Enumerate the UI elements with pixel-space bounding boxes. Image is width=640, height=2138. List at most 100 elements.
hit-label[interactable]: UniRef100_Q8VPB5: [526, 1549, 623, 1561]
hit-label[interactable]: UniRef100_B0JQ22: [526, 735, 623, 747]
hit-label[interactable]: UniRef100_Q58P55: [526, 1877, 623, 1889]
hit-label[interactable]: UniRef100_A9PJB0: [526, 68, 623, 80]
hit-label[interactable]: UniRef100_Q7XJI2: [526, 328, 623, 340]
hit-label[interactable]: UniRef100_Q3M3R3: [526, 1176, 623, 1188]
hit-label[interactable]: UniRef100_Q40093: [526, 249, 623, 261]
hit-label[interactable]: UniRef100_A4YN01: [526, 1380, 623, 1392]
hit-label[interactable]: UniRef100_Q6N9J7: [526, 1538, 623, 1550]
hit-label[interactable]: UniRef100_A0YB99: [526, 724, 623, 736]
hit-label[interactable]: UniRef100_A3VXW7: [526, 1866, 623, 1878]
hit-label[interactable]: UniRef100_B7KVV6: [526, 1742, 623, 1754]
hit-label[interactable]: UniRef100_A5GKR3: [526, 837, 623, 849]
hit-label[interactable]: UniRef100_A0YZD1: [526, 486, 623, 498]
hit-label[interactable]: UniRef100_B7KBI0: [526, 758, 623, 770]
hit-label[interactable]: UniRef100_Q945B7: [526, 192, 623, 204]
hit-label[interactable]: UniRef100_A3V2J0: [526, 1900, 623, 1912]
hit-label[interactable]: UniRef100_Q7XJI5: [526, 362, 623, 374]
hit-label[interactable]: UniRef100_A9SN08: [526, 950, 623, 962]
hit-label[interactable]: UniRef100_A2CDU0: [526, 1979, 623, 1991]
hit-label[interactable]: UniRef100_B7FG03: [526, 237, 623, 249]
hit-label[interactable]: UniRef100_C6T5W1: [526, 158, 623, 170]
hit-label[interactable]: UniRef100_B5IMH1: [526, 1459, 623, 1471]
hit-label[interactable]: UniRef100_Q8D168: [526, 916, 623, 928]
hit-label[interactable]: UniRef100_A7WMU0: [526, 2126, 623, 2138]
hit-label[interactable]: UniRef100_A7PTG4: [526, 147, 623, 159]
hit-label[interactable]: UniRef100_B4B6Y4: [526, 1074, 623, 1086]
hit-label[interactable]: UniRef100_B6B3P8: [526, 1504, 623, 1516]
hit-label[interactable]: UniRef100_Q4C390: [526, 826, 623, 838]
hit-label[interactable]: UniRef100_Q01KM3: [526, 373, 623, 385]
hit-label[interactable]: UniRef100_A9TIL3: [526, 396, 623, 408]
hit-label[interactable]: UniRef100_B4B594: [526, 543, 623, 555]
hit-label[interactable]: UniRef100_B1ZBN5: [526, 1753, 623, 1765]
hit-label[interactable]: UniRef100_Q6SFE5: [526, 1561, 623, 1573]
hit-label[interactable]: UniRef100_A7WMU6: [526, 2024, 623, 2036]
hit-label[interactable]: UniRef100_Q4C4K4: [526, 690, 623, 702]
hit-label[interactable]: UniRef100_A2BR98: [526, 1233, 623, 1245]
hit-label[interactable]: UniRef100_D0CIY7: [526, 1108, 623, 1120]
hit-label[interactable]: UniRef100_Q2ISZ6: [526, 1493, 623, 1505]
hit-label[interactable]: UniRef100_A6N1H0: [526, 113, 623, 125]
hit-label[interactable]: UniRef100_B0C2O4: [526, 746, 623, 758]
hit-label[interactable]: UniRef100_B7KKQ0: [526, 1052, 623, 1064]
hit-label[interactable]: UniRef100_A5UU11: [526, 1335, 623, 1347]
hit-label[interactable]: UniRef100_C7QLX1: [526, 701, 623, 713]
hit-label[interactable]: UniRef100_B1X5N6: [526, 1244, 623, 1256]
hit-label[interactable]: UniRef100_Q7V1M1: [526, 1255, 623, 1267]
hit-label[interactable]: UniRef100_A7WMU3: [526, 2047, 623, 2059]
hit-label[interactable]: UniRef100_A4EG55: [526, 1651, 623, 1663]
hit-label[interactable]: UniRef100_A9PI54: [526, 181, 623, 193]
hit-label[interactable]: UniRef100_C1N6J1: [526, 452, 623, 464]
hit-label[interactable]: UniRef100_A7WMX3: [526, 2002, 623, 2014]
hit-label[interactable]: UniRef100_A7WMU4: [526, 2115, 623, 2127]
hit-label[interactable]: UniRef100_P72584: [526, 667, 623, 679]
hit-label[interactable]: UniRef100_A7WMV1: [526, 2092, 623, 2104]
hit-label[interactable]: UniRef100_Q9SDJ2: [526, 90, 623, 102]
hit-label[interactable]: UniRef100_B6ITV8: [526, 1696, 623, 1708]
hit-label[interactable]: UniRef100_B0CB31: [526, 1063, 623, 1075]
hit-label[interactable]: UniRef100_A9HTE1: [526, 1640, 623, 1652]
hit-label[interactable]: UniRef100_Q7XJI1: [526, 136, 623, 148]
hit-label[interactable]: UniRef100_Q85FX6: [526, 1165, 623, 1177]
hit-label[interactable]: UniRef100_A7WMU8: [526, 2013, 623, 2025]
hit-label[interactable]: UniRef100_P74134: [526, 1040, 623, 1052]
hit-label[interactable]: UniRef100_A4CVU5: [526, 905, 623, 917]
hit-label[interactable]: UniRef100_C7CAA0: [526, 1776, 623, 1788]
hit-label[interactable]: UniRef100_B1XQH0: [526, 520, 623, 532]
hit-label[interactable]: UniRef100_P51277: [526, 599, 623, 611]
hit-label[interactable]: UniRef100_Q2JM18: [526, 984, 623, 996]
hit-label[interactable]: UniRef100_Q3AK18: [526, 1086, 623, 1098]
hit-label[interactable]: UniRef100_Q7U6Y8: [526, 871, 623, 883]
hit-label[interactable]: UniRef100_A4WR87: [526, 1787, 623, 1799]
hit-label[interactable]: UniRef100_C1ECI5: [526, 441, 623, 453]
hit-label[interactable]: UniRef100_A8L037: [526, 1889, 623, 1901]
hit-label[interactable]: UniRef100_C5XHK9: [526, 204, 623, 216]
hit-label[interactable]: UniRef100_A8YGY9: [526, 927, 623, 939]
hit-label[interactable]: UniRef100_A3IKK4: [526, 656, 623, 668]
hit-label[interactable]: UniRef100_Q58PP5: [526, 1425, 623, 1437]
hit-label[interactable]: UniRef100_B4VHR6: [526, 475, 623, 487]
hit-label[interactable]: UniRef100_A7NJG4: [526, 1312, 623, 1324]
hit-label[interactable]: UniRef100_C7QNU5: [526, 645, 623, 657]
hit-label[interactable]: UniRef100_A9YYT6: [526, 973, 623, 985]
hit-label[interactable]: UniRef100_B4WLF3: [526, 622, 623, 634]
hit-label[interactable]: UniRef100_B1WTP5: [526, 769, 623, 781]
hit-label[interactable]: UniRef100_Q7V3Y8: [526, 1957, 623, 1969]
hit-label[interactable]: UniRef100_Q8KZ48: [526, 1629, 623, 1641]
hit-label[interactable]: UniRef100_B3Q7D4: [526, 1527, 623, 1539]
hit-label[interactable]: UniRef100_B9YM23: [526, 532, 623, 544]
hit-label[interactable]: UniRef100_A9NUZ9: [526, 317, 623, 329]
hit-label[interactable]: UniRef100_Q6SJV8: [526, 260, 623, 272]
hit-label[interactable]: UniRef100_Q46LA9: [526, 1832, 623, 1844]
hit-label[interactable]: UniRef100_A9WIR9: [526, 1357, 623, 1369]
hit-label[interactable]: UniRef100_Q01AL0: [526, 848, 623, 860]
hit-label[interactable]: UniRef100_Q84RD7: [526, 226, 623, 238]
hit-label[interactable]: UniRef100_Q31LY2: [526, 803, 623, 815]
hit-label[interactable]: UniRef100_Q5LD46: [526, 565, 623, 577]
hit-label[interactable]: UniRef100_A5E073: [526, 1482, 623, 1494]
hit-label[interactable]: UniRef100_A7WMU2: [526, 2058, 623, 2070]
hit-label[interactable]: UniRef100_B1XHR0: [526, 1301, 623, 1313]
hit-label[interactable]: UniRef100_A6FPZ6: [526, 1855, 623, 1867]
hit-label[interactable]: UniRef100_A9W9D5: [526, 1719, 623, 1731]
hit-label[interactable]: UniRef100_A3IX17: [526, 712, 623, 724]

* Exercise directions: Please print the records unchanged, starting at their first line and ending at the line that contains "hit-label[interactable]: UniRef100_B7KBI0: [526, 758, 623, 770]", with both of those lines included.

* Exercise output:
Enumerate the UI elements with pixel-space bounding boxes. Image is width=640, height=2138. List at most 100 elements.
hit-label[interactable]: UniRef100_Q8VPB5: [526, 1549, 623, 1561]
hit-label[interactable]: UniRef100_B0JQ22: [526, 735, 623, 747]
hit-label[interactable]: UniRef100_Q58P55: [526, 1877, 623, 1889]
hit-label[interactable]: UniRef100_A9PJB0: [526, 68, 623, 80]
hit-label[interactable]: UniRef100_Q7XJI2: [526, 328, 623, 340]
hit-label[interactable]: UniRef100_Q3M3R3: [526, 1176, 623, 1188]
hit-label[interactable]: UniRef100_Q40093: [526, 249, 623, 261]
hit-label[interactable]: UniRef100_A4YN01: [526, 1380, 623, 1392]
hit-label[interactable]: UniRef100_Q6N9J7: [526, 1538, 623, 1550]
hit-label[interactable]: UniRef100_A0YB99: [526, 724, 623, 736]
hit-label[interactable]: UniRef100_A3VXW7: [526, 1866, 623, 1878]
hit-label[interactable]: UniRef100_B7KVV6: [526, 1742, 623, 1754]
hit-label[interactable]: UniRef100_A5GKR3: [526, 837, 623, 849]
hit-label[interactable]: UniRef100_A0YZD1: [526, 486, 623, 498]
hit-label[interactable]: UniRef100_B7KBI0: [526, 758, 623, 770]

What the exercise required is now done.